--- begin Material supplied ---
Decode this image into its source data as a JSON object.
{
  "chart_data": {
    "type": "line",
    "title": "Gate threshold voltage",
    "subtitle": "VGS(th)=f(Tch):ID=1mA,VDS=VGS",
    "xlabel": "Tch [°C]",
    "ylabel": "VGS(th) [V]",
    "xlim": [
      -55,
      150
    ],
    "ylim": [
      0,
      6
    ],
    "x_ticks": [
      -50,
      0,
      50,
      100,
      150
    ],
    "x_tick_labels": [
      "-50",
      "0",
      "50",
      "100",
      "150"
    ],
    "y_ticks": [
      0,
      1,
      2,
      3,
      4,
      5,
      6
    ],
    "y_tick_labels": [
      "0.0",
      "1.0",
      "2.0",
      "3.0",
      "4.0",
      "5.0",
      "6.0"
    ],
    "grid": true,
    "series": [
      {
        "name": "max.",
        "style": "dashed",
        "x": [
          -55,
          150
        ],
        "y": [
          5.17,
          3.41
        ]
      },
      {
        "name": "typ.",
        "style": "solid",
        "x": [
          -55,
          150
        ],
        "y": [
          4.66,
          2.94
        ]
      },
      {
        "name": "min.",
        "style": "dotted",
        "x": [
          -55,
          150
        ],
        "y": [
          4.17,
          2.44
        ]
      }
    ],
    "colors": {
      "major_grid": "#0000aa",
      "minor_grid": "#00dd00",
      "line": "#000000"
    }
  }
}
--- end Material supplied ---
Could you transcribe the records in full, exactly?

Decode this image into its source data as a JSON object.
{
  "chart_data": {
    "type": "line",
    "title": "Gate threshold voltage",
    "subtitle": "VGS(th)=f(Tch):ID=1mA,VDS=VGS",
    "xlabel": "Tch [°C]",
    "ylabel": "VGS(th) [V]",
    "xlim": [
      -55,
      150
    ],
    "ylim": [
      0,
      6
    ],
    "x_ticks": [
      -50,
      0,
      50,
      100,
      150
    ],
    "x_tick_labels": [
      "-50",
      "0",
      "50",
      "100",
      "150"
    ],
    "y_ticks": [
      0,
      1,
      2,
      3,
      4,
      5,
      6
    ],
    "y_tick_labels": [
      "0.0",
      "1.0",
      "2.0",
      "3.0",
      "4.0",
      "5.0",
      "6.0"
    ],
    "grid": true,
    "series": [
      {
        "name": "max.",
        "style": "dashed",
        "x": [
          -55,
          150
        ],
        "y": [
          5.17,
          3.41
        ]
      },
      {
        "name": "typ.",
        "style": "solid",
        "x": [
          -55,
          150
        ],
        "y": [
          4.66,
          2.94
        ]
      },
      {
        "name": "min.",
        "style": "dotted",
        "x": [
          -55,
          150
        ],
        "y": [
          4.17,
          2.44
        ]
      }
    ],
    "colors": {
      "major_grid": "#0000aa",
      "minor_grid": "#00dd00",
      "line": "#000000"
    }
  }
}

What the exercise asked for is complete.